▽

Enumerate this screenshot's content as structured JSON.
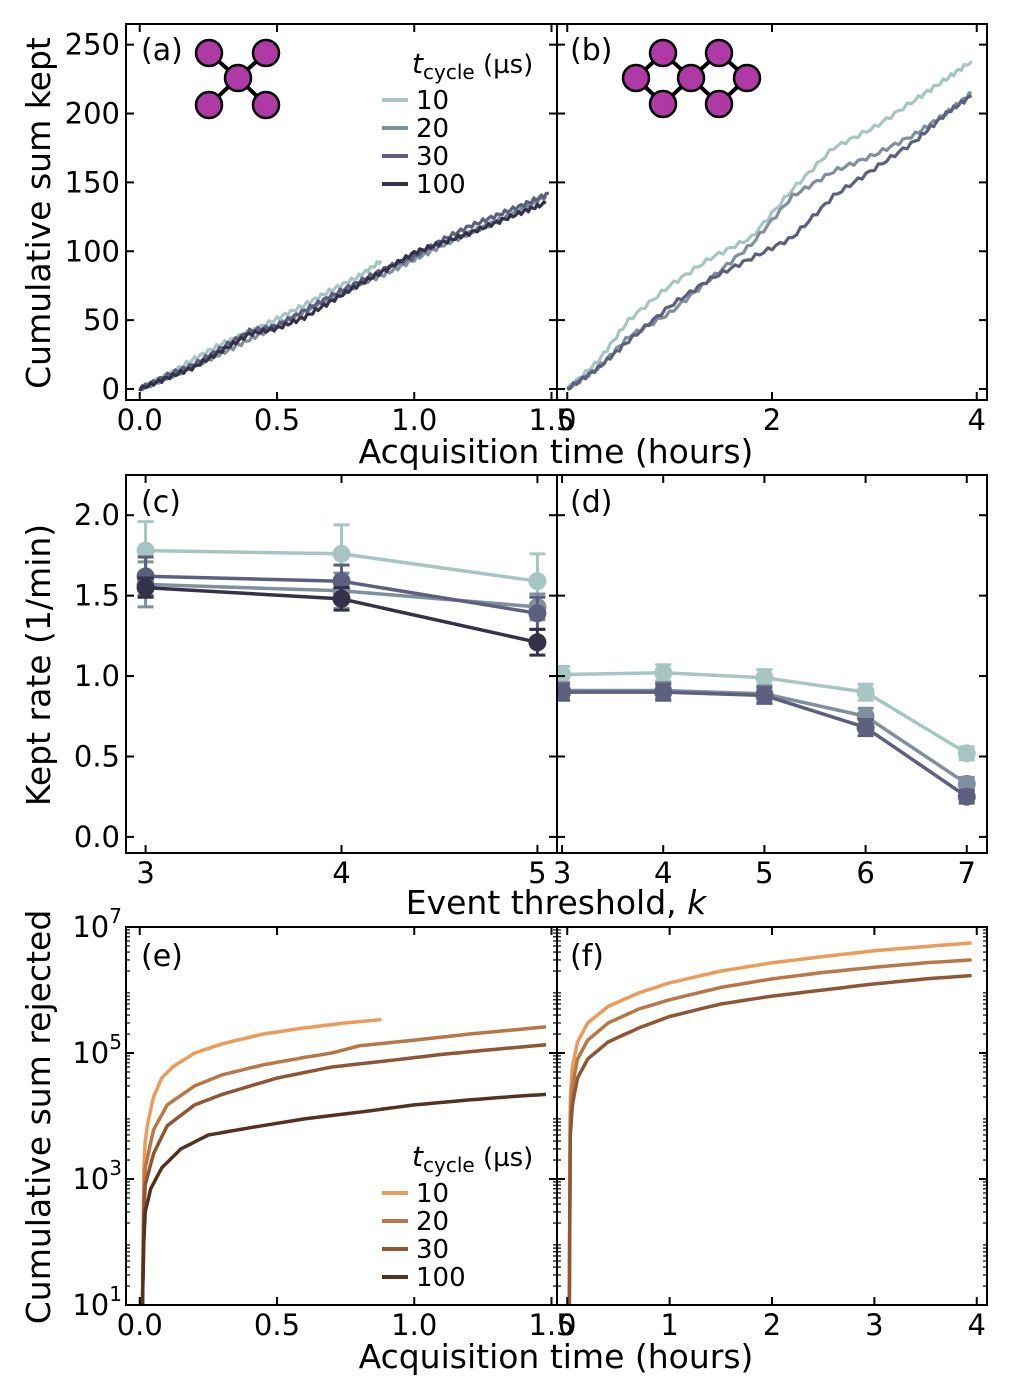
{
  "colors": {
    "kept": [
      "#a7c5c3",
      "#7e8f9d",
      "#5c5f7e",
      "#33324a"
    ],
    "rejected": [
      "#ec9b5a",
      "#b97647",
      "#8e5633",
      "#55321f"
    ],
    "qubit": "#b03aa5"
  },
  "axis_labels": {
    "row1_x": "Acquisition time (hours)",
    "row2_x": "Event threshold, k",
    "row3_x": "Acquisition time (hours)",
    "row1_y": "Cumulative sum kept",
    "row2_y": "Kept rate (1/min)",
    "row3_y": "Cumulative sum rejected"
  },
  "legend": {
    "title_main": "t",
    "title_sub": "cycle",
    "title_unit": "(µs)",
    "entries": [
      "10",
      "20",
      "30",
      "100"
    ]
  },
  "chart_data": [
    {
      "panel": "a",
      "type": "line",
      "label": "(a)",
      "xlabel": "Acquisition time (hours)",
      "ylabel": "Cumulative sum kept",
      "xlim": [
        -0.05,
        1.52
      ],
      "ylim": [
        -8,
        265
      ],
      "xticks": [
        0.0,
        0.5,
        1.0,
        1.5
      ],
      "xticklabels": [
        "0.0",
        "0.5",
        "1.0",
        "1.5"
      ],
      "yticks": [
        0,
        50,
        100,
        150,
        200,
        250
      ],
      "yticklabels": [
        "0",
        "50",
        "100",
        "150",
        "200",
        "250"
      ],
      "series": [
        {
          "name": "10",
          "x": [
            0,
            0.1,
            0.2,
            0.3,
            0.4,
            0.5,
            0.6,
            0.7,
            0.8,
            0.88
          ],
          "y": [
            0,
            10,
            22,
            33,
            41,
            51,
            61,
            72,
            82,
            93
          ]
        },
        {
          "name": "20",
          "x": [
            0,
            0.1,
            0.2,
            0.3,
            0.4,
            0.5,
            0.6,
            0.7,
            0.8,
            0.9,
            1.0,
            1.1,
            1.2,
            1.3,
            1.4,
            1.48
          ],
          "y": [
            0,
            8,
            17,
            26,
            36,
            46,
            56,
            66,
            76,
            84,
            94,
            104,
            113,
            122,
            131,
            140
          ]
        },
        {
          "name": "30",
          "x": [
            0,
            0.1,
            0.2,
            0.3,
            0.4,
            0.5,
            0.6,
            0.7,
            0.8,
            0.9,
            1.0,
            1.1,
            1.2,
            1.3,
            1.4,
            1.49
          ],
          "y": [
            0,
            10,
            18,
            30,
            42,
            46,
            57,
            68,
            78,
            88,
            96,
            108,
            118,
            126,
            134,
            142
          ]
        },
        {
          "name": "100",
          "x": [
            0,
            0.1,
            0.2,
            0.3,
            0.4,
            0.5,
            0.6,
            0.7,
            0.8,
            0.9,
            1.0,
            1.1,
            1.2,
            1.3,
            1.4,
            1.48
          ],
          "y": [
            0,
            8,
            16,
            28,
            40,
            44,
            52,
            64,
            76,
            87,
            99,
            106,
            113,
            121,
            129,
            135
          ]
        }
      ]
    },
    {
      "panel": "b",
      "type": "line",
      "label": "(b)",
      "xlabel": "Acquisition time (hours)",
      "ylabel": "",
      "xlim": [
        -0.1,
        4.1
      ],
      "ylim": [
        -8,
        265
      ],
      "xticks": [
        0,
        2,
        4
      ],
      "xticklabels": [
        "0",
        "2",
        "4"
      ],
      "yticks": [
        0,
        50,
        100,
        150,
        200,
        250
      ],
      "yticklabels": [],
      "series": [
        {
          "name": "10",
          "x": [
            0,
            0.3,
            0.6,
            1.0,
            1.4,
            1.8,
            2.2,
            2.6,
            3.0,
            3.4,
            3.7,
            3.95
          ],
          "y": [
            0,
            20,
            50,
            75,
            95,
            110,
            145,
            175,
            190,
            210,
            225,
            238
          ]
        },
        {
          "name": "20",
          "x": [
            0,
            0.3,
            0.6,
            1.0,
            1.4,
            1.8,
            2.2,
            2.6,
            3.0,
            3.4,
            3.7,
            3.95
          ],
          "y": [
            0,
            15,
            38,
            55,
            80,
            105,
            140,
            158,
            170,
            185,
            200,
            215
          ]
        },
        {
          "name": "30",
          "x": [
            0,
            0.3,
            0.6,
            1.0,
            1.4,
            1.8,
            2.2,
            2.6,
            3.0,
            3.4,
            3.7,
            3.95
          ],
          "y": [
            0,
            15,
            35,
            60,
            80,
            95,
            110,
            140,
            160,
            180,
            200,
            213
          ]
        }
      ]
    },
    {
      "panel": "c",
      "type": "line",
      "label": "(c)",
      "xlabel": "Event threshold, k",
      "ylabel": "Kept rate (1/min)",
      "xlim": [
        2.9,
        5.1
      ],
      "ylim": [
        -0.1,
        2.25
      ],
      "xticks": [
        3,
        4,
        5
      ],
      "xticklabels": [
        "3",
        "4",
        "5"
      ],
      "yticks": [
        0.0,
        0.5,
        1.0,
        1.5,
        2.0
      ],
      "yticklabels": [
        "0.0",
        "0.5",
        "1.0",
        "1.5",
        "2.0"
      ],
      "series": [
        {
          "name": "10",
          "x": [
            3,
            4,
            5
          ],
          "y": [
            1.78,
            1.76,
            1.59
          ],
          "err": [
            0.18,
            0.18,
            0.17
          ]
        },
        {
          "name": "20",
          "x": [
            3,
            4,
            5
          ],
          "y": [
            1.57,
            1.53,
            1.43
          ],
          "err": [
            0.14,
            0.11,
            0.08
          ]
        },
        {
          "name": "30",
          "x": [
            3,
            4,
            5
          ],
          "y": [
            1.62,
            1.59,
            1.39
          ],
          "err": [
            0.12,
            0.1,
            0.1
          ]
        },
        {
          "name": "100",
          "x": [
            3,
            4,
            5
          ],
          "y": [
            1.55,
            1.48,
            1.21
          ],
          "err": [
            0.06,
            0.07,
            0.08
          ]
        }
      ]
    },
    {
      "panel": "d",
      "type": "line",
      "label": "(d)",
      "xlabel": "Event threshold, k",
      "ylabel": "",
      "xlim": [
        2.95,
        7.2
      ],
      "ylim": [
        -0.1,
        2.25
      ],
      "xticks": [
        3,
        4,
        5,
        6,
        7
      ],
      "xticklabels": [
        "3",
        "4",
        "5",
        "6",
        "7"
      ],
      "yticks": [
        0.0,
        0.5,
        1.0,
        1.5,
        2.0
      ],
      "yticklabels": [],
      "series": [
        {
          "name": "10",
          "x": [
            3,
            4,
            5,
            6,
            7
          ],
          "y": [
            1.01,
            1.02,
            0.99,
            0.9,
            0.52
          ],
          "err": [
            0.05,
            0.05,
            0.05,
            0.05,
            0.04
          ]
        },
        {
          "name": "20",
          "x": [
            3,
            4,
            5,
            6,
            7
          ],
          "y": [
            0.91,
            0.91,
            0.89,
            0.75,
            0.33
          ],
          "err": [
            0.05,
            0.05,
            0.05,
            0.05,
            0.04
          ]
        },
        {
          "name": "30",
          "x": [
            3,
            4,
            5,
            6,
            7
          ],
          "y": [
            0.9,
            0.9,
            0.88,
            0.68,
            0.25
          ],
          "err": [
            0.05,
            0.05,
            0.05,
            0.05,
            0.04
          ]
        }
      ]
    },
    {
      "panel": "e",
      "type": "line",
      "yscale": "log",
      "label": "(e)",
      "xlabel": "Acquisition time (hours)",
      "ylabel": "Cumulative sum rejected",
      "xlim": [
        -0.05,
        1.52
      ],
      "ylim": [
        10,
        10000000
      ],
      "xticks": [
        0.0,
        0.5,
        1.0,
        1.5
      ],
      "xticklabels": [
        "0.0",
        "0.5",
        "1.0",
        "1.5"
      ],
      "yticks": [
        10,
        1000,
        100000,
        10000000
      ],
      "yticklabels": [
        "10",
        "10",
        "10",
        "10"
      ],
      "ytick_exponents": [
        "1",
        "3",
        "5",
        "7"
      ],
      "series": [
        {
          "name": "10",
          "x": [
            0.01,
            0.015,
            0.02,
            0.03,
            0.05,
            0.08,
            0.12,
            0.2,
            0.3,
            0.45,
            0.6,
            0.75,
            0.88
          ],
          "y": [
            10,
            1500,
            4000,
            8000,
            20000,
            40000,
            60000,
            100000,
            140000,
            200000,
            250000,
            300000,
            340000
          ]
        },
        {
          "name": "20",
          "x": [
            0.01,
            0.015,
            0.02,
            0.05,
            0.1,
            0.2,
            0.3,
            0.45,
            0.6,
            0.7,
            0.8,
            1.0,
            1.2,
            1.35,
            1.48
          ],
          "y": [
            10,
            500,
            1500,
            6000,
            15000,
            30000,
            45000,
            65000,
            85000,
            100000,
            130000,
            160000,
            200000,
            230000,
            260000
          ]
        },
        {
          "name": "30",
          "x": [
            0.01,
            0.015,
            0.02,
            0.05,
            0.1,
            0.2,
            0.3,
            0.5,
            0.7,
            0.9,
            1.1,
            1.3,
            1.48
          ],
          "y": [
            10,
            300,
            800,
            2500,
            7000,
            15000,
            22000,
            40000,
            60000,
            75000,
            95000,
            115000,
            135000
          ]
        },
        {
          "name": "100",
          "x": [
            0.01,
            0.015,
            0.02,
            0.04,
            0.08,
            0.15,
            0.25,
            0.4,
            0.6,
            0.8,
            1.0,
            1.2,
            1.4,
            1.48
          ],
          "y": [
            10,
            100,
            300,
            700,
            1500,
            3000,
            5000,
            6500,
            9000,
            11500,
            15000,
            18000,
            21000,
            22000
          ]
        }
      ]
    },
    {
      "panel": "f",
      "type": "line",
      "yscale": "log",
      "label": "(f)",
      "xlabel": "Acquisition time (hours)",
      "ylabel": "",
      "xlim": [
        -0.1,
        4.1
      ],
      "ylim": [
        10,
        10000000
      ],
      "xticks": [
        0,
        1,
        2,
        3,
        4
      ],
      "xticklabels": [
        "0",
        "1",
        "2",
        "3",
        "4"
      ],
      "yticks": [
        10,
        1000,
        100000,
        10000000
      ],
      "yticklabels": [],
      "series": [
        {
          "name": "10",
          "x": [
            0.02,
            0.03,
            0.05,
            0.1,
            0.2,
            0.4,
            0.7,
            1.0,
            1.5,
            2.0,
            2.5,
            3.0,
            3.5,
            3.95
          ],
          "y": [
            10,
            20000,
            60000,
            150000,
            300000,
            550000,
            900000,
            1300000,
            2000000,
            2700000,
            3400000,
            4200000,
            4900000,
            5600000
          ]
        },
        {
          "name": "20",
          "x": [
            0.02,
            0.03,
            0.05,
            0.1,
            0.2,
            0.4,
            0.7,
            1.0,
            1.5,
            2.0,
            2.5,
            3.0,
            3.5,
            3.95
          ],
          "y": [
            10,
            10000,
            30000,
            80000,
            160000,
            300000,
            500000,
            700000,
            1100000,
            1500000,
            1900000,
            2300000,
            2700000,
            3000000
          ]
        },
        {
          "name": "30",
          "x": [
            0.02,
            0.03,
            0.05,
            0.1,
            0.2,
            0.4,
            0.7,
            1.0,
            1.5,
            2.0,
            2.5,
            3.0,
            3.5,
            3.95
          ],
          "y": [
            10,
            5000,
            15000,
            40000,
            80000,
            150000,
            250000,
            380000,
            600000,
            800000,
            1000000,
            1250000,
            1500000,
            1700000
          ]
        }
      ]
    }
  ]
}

△

- Task description:
Find and copy every line in the entries above where the string "panel" occurs.

- Answer to the exercise:
      "panel": "a",
      "panel": "b",
      "panel": "c",
      "panel": "d",
      "panel": "e",
      "panel": "f",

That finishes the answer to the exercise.